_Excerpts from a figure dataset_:
** Begin **

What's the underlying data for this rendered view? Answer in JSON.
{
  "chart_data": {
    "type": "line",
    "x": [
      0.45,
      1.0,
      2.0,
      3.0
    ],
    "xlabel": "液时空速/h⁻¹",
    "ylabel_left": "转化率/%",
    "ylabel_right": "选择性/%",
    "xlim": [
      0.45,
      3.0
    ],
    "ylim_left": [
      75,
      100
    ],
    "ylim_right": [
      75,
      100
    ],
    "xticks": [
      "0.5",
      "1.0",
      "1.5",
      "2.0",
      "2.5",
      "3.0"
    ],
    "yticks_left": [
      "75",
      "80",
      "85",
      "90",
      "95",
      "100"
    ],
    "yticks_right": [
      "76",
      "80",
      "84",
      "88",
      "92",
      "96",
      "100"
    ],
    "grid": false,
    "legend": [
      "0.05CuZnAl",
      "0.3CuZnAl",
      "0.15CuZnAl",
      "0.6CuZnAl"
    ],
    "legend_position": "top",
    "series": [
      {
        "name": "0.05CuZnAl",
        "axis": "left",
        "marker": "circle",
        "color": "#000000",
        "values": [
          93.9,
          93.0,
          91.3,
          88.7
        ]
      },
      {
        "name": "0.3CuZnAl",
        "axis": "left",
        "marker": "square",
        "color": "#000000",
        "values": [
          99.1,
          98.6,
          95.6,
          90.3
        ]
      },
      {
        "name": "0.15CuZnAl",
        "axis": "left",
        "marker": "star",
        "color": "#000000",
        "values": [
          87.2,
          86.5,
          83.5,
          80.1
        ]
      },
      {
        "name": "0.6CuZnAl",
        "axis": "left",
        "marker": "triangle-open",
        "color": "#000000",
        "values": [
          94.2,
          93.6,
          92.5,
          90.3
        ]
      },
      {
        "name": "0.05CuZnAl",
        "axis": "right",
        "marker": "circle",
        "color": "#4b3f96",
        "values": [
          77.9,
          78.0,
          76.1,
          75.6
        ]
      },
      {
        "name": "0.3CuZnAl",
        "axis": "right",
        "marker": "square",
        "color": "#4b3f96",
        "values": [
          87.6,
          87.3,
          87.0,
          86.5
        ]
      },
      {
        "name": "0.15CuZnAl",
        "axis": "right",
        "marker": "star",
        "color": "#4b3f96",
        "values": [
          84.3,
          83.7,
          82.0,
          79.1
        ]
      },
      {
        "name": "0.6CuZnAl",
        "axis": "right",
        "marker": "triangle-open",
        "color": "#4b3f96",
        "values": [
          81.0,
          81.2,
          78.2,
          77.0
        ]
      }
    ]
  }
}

** End **

_SET EXERCISE_:
Copy all the records above precisely.

_REPLY_:
What's the underlying data for this rendered view? Answer in JSON.
{
  "chart_data": {
    "type": "line",
    "x": [
      0.45,
      1.0,
      2.0,
      3.0
    ],
    "xlabel": "液时空速/h⁻¹",
    "ylabel_left": "转化率/%",
    "ylabel_right": "选择性/%",
    "xlim": [
      0.45,
      3.0
    ],
    "ylim_left": [
      75,
      100
    ],
    "ylim_right": [
      75,
      100
    ],
    "xticks": [
      "0.5",
      "1.0",
      "1.5",
      "2.0",
      "2.5",
      "3.0"
    ],
    "yticks_left": [
      "75",
      "80",
      "85",
      "90",
      "95",
      "100"
    ],
    "yticks_right": [
      "76",
      "80",
      "84",
      "88",
      "92",
      "96",
      "100"
    ],
    "grid": false,
    "legend": [
      "0.05CuZnAl",
      "0.3CuZnAl",
      "0.15CuZnAl",
      "0.6CuZnAl"
    ],
    "legend_position": "top",
    "series": [
      {
        "name": "0.05CuZnAl",
        "axis": "left",
        "marker": "circle",
        "color": "#000000",
        "values": [
          93.9,
          93.0,
          91.3,
          88.7
        ]
      },
      {
        "name": "0.3CuZnAl",
        "axis": "left",
        "marker": "square",
        "color": "#000000",
        "values": [
          99.1,
          98.6,
          95.6,
          90.3
        ]
      },
      {
        "name": "0.15CuZnAl",
        "axis": "left",
        "marker": "star",
        "color": "#000000",
        "values": [
          87.2,
          86.5,
          83.5,
          80.1
        ]
      },
      {
        "name": "0.6CuZnAl",
        "axis": "left",
        "marker": "triangle-open",
        "color": "#000000",
        "values": [
          94.2,
          93.6,
          92.5,
          90.3
        ]
      },
      {
        "name": "0.05CuZnAl",
        "axis": "right",
        "marker": "circle",
        "color": "#4b3f96",
        "values": [
          77.9,
          78.0,
          76.1,
          75.6
        ]
      },
      {
        "name": "0.3CuZnAl",
        "axis": "right",
        "marker": "square",
        "color": "#4b3f96",
        "values": [
          87.6,
          87.3,
          87.0,
          86.5
        ]
      },
      {
        "name": "0.15CuZnAl",
        "axis": "right",
        "marker": "star",
        "color": "#4b3f96",
        "values": [
          84.3,
          83.7,
          82.0,
          79.1
        ]
      },
      {
        "name": "0.6CuZnAl",
        "axis": "right",
        "marker": "triangle-open",
        "color": "#4b3f96",
        "values": [
          81.0,
          81.2,
          78.2,
          77.0
        ]
      }
    ]
  }
}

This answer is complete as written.